----- Provided data

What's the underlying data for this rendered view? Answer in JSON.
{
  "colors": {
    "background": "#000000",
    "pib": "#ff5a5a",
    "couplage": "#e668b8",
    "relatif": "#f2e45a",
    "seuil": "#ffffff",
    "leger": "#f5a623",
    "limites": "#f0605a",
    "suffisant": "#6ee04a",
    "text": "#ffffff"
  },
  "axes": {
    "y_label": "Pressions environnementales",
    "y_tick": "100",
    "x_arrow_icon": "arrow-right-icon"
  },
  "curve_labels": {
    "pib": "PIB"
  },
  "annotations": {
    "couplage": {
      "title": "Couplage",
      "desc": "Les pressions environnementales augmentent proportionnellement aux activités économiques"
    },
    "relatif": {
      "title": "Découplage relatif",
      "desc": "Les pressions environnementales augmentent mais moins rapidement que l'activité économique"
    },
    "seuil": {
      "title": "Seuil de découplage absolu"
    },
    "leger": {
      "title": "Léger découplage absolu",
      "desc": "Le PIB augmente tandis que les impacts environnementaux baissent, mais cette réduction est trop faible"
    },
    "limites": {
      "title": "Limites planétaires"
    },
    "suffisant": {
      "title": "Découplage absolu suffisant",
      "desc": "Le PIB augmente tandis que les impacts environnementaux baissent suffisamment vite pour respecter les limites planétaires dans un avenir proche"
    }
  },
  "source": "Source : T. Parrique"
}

----------

Work to be completed
Using the listing above, show each line holding the string "planétaires".

Result of this task
      "title": "Limites planétaires"
      "desc": "Le PIB augmente tandis que les impacts environnementaux baissent suffisamment vite pour respecter les limites planétaires dans un avenir proche"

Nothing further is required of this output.